## Aim
Sift the material for lines containing "klaviatuuri", and return them.

[Dataset items]
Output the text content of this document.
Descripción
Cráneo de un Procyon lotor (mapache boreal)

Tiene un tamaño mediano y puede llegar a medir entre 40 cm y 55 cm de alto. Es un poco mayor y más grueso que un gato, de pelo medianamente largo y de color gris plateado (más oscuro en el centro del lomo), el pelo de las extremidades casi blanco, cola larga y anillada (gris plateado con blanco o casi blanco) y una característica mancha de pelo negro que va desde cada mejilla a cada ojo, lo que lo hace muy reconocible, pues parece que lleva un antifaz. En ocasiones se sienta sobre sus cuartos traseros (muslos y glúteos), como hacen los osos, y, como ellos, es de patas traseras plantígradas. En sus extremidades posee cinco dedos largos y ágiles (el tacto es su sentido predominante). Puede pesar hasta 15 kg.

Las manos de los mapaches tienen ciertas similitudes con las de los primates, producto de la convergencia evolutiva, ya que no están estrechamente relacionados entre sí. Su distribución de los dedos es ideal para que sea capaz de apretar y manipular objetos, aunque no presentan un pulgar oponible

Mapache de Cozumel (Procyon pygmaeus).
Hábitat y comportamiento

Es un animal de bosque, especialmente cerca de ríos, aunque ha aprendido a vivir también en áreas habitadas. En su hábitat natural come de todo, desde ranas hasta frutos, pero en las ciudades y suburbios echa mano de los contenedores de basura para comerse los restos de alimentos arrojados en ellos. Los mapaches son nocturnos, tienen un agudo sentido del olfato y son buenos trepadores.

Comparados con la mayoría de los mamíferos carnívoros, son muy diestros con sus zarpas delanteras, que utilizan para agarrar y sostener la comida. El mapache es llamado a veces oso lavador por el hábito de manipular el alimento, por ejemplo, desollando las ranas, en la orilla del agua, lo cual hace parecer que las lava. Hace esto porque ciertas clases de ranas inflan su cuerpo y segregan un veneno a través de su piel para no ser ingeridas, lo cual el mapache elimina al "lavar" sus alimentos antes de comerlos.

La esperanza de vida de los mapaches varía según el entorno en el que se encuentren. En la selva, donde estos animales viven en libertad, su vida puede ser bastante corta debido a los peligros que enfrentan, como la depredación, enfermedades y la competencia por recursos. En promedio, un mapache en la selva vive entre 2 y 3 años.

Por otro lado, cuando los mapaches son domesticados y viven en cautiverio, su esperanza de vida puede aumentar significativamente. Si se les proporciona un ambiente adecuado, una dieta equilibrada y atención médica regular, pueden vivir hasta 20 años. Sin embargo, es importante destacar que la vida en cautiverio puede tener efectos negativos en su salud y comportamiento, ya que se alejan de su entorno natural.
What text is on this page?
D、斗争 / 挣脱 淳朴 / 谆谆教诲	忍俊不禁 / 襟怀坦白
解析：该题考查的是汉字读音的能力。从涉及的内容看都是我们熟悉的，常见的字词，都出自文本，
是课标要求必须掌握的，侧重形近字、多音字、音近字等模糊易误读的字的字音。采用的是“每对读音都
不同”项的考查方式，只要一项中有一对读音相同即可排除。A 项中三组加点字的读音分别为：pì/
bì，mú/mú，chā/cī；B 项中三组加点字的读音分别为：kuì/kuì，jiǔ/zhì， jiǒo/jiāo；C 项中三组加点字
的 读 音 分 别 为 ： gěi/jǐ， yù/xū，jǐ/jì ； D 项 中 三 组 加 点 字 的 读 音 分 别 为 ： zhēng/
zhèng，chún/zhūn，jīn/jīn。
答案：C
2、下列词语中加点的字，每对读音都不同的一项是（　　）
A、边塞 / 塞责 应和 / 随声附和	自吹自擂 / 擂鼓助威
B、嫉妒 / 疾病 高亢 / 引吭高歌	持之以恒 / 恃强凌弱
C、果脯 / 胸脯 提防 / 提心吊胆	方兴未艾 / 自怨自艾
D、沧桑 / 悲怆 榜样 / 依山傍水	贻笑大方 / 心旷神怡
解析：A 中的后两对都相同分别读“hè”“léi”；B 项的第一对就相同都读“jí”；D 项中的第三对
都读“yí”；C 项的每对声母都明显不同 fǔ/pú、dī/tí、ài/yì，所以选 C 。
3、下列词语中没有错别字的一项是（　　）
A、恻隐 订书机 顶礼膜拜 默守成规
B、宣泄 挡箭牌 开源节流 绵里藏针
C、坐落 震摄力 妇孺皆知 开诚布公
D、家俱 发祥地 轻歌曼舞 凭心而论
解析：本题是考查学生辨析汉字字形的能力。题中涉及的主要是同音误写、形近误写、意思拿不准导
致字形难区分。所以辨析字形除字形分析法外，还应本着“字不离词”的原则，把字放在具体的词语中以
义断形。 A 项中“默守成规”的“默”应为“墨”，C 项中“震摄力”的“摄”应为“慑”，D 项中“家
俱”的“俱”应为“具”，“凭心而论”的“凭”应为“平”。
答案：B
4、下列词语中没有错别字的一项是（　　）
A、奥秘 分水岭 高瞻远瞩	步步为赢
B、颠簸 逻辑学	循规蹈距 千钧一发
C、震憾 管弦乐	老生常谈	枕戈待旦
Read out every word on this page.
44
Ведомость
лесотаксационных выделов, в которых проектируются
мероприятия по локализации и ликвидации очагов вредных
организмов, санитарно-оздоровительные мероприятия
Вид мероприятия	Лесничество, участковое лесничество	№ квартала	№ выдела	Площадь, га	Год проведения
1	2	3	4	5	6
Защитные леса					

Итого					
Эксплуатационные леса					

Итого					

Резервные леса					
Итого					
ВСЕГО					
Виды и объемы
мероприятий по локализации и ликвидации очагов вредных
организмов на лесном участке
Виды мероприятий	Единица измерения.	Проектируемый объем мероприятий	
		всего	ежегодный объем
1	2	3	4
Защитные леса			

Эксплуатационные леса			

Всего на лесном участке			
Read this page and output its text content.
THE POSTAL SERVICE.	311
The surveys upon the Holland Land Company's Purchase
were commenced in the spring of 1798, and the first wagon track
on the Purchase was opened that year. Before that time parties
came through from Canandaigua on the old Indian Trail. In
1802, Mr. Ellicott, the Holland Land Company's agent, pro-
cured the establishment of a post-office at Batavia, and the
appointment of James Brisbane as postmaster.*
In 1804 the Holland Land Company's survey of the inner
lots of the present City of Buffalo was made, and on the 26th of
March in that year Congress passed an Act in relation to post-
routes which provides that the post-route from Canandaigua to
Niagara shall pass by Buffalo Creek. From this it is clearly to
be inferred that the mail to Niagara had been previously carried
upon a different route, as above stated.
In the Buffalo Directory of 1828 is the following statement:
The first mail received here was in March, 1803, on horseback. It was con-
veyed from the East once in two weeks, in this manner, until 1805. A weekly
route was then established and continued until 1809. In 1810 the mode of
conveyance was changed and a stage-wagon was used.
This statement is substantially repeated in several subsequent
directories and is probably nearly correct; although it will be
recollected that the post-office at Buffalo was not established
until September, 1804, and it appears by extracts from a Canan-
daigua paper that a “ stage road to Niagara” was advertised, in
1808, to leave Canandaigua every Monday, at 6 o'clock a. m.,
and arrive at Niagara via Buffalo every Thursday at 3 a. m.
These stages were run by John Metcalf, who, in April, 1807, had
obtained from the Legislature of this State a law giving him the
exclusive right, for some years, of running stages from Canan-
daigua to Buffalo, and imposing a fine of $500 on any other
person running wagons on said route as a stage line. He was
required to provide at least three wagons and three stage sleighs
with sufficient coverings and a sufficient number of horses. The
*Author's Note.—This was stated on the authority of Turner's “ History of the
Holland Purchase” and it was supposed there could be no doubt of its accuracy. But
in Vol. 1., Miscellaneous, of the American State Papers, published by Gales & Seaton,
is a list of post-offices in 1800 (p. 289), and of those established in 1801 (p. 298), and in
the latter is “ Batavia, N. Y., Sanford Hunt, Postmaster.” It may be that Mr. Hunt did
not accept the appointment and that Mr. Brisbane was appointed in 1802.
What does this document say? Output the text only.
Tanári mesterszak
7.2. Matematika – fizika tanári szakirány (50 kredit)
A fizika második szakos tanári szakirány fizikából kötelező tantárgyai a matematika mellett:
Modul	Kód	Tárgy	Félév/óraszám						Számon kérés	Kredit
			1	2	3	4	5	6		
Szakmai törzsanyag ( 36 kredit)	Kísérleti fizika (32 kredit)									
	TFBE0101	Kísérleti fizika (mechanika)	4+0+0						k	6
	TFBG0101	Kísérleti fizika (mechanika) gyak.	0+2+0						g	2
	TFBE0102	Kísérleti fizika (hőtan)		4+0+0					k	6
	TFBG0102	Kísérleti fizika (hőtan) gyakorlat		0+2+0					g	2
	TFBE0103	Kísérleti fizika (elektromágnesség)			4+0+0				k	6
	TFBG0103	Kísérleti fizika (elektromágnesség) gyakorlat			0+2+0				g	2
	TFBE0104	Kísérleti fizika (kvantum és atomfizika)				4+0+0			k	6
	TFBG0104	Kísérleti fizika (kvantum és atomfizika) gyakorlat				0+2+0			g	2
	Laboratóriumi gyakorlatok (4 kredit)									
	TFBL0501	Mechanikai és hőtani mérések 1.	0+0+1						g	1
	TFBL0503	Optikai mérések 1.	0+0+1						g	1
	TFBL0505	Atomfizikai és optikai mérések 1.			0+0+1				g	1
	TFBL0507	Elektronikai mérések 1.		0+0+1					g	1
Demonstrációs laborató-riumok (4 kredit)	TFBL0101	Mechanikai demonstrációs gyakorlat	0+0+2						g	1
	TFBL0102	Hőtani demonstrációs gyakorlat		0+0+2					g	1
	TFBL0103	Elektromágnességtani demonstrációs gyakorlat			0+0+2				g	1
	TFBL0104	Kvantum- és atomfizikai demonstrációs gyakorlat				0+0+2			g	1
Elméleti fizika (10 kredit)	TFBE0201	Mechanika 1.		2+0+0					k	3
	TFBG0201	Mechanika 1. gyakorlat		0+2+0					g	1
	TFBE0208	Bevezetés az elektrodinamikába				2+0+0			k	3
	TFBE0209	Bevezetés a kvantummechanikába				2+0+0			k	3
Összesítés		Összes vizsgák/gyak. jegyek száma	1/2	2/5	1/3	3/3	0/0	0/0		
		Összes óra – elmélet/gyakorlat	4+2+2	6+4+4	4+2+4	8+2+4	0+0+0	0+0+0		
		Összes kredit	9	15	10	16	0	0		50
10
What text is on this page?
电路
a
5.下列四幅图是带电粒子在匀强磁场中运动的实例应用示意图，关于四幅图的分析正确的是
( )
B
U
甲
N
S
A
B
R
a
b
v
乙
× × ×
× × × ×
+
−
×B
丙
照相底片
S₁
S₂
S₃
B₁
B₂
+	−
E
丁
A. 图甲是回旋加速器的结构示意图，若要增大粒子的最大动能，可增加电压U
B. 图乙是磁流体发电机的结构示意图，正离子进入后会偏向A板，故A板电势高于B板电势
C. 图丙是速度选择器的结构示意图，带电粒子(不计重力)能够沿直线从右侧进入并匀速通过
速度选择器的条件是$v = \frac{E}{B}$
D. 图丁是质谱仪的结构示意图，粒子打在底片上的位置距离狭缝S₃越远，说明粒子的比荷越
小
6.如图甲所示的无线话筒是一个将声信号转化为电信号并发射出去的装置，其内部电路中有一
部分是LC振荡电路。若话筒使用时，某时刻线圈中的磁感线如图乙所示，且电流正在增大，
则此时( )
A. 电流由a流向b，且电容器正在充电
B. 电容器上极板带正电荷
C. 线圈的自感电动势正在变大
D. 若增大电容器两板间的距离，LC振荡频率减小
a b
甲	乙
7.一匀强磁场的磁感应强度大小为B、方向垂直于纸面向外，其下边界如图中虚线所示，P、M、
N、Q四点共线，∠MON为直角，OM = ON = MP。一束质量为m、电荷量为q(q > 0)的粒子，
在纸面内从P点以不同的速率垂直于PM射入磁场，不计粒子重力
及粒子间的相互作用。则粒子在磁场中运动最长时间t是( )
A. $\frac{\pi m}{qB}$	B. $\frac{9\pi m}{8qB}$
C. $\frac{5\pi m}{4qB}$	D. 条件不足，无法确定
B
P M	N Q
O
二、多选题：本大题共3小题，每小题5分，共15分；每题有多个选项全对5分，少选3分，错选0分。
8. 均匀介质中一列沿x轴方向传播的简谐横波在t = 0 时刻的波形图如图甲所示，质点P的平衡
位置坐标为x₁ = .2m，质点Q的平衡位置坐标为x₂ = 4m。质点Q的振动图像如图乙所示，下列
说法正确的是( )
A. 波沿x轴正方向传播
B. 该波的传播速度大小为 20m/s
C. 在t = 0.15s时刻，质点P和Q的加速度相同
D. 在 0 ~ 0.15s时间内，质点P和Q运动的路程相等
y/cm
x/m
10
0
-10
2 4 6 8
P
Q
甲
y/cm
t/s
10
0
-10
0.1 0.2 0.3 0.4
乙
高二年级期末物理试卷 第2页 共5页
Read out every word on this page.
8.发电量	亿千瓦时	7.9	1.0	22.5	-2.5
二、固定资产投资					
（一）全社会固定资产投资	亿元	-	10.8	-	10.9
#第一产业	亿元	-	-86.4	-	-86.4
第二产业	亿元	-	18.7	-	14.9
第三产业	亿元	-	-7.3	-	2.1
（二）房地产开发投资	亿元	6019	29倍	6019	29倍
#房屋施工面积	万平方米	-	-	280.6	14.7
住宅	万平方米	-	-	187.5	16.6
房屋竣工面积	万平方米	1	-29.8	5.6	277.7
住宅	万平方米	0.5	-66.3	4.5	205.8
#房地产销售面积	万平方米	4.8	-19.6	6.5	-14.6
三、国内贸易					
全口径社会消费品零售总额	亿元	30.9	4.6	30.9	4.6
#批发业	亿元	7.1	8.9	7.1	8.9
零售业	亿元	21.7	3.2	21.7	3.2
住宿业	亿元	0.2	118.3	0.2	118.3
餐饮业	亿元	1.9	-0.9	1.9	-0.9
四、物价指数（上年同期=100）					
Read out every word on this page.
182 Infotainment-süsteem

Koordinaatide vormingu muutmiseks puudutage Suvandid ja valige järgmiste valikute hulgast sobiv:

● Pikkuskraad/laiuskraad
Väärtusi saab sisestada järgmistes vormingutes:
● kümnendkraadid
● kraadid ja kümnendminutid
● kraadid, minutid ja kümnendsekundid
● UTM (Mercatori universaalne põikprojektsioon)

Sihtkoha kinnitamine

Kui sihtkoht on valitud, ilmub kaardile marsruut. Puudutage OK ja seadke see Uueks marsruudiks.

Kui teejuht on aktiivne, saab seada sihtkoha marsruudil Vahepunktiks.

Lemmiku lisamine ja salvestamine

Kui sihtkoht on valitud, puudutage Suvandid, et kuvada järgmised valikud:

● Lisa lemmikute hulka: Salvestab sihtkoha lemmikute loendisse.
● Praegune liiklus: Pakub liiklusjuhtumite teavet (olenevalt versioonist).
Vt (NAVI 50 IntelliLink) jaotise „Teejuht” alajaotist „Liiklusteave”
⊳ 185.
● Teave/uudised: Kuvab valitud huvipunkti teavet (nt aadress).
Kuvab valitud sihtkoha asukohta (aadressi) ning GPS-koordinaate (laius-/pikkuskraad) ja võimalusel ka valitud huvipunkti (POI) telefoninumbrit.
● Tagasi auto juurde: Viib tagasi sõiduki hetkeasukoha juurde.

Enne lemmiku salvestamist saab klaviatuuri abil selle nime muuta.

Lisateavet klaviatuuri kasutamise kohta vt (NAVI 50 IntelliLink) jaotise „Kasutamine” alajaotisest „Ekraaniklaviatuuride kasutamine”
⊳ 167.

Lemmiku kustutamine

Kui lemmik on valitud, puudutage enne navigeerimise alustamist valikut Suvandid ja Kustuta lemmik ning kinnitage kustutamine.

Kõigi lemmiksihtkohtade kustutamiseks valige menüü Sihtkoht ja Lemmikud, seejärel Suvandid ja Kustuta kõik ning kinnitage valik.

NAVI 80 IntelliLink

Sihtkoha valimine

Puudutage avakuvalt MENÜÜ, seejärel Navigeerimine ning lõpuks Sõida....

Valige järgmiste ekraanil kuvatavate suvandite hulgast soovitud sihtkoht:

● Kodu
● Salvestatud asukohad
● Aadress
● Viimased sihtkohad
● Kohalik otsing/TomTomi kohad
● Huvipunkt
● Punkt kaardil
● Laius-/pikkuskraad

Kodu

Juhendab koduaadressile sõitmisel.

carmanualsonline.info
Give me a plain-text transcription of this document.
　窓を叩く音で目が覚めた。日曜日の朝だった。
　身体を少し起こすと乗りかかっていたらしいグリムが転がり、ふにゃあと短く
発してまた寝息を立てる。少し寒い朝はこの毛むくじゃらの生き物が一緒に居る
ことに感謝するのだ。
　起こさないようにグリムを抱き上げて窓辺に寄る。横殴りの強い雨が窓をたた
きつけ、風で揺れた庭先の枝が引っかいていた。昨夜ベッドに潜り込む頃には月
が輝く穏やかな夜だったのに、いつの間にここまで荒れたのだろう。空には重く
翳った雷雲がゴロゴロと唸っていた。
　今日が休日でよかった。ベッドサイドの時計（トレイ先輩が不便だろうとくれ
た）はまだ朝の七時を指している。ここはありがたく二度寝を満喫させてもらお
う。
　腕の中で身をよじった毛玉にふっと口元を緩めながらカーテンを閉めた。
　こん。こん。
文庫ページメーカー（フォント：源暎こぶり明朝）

## Right answer
Enne lemmiku salvestamist saab klaviatuuri abil selle nime muuta.
Lisateavet klaviatuuri kasutamise kohta vt (NAVI 50 IntelliLink) jaotise „Kasutamine” alajaotisest „Ekraaniklaviatuuride kasutamine”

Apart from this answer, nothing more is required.